Since 2009, when Netanyahu formed the most right-wing government in Israel’s history, Jewish extremist groups based in the West Bank settlements have set fire to more than half a dozen Palestinian mosques, as well as committing several pogrom-style attacks on isolated Palestinian communities.
Now, the suspicions of Israel’s Arab minority that they too are on the hit list have been confirmed.
Despite the rapid rise of these pogrom-style tactics by Jewish terror groups, Israel’s security services have yet to catch a single suspect. The extremists’ impunity now appears to have emboldened them to turn their attention to holy places belonging to Israel’s Arab citizens.
Jafar Farah, of Mossawa, an advocacy organization for the 1.5 million-strong Arab minority, said the latest attack was an intensification of the extremists’ efforts to derail what was left of the peace process.
“Their agenda is to complicate the political situation by trying to provoke violent conflict between Arabs and Jews in Israel,” he said. “They want us to react. Then they can claim that the Arabs are trying to drive the Jews into the sea, and that no political solution is possible.”
In particular, the attack may represent an escalation by the settlers of this strategy in response to the Palestinian leadership’s recent determination to push for statehood at the UN.
When discussing the peace process, Netanyhau and his far-right foreign minister, Avigdor Lieberman, have both spoken in terms of “reopening of the 1948 file” – a reference to what they consider unfinished business from the war that founded Israel but left it with a sizeable Palestinian Arab minority inside the new borders.
Both Lieberman and Netanyahu have spoken of the continuing presence of Arab citizens in Israel, currently a fifth of the total population, as a “demographic timebomb” that, if not defused, will eventually destroy Israel’s Jewish identity.
Farah and others have noted the strange choice of Tuba Zangariya for the attack. Most Arab citizens are exempt from military service. But Tuba, like several other deprived Bedouin communities in northern Israel, chooses to send most of its young men to the Israeli army, where they serve as trackers. The community trumpets its loyalty to the state.

### Material provided:
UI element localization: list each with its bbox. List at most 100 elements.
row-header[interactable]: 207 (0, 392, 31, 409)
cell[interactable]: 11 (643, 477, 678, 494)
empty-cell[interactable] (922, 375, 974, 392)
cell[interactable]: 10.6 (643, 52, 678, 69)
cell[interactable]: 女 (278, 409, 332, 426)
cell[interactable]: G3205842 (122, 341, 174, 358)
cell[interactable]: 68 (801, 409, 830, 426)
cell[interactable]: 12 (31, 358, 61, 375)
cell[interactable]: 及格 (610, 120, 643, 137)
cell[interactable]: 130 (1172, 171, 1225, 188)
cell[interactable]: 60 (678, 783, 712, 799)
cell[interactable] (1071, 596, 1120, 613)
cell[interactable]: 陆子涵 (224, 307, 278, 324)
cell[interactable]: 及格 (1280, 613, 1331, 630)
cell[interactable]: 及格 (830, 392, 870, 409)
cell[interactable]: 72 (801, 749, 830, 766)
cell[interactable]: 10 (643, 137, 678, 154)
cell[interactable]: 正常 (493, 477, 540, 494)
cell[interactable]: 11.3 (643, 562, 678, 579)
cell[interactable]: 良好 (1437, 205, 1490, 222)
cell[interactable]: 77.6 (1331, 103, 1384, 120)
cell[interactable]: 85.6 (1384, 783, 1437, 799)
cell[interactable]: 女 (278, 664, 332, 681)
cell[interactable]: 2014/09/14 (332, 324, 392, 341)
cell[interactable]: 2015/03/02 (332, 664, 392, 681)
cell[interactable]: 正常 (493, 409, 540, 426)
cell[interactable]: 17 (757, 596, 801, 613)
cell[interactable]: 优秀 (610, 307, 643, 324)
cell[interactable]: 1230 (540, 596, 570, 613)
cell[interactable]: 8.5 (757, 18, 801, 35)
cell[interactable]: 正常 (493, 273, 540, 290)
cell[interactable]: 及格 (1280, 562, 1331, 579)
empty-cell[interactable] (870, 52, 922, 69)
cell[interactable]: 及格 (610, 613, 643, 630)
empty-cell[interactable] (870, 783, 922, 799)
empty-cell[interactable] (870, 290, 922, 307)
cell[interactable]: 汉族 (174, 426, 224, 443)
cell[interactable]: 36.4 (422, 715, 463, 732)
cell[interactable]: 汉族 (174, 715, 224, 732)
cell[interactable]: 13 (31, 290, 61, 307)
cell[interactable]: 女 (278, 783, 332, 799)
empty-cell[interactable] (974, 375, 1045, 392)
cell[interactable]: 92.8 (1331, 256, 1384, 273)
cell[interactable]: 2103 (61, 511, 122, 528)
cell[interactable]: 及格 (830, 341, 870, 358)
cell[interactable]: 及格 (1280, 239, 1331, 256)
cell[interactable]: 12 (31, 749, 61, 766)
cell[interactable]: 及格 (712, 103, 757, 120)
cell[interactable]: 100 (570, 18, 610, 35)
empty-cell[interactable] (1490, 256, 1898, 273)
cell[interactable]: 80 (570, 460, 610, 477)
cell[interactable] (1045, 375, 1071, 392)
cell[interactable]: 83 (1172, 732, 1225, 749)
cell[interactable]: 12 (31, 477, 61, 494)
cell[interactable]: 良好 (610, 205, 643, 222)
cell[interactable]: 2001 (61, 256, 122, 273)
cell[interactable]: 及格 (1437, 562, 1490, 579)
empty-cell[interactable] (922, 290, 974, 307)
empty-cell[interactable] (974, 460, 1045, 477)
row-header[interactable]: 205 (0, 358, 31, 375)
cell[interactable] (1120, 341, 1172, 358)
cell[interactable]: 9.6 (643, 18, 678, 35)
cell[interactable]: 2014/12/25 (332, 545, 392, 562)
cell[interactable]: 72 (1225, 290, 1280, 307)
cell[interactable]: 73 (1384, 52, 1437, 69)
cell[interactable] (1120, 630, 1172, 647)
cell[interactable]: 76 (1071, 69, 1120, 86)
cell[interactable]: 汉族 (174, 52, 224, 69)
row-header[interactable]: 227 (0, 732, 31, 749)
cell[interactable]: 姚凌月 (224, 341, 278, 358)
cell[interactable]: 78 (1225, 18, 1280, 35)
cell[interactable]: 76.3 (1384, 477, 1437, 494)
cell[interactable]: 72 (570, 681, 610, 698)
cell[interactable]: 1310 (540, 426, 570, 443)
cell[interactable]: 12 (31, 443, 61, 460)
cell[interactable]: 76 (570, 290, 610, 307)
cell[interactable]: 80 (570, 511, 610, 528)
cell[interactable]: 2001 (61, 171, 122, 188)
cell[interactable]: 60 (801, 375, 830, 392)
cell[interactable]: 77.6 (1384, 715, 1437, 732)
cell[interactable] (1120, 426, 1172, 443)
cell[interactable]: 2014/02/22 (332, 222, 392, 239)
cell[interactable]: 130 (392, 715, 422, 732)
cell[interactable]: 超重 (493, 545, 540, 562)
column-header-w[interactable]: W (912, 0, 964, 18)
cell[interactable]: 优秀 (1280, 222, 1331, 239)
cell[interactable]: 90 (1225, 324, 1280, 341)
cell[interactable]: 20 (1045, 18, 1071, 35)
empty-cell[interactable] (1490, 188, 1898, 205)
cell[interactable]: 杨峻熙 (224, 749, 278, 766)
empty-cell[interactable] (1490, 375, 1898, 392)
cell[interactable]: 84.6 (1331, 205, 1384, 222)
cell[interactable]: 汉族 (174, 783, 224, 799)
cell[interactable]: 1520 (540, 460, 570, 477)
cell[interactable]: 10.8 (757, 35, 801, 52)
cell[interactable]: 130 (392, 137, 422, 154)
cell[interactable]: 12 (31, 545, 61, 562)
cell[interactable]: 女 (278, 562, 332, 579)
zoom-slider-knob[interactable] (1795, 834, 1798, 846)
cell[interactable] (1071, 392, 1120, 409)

### Given instruction 1:
According to the article about attacks on mosques, what share of Israel's total population do Arab citizens currently make up?
### Given instruction 2:
Write the next part of the article about attacks on mosques, picking up after its last sentence.
The entries have nothing to do with this work.

### Right answer 1:
A fifth.

### Right answer 2:
In Farah’s view, Jewish extremists may have hoped to enrage the soldiers of Tuba into an armed confrontation with the Israeli police, sparking wider clashes in the Galilee between the Arab minority and the security forces.
In the aftermath of the mosque’s destruction, hundreds of villagers, including at least two dozen armed young men, staged angry protests in which buildings were damaged. So far the Israeli police have arrested at least 20 youths from Tuba, and say more arrests are to follow.
This tough approach, said Farah, contrasts with the ineffectiveness of Israeli investigations into the activities of Jewish terror groups.
Before they left Tuba, the arsonists scrawled on the walls of the gutted mosque the words “Price tag” – a term familiar from regular attacks in which settlers harass and assault their Palestinian neighbors in the West Bank.
Settler attacks usually intensify at this time of year, as the olive-picking season starts. Gangs roam the West Bank beating Palestinians who try to harvest their trees. Such assaults have become so commonplace they now rarely merit mention in the Israeli news.
Few settlers have been arrested, and prosecutions are unheard of. A Palestinian blogger, Aziz Abu Sarah, noted: “There is no fear from committing such attacks, since law enforcement officials have done nothing to prosecute the perpetrators.”
The “price tag” policy was originally devised as a way to intimidate Palestinians and force them off West Bank land coveted by the settlers for the expansion of their illegal communities.
But increasingly it has also come to be used as a way to exert political pressure on the Israeli government: attacks often follow the symbolic destruction by officials of a new settler outpost, usually comprising no more than a few caravans, or a minister’s speech contemplating a slowdown in settlement building.
Last month, a mosque in Qasra, a village south of Nablus, was torched in reprisal for the enforcement of a court order to demolish three homes in Migron, one of dozens of settlement outposts Israel has yet to authorize.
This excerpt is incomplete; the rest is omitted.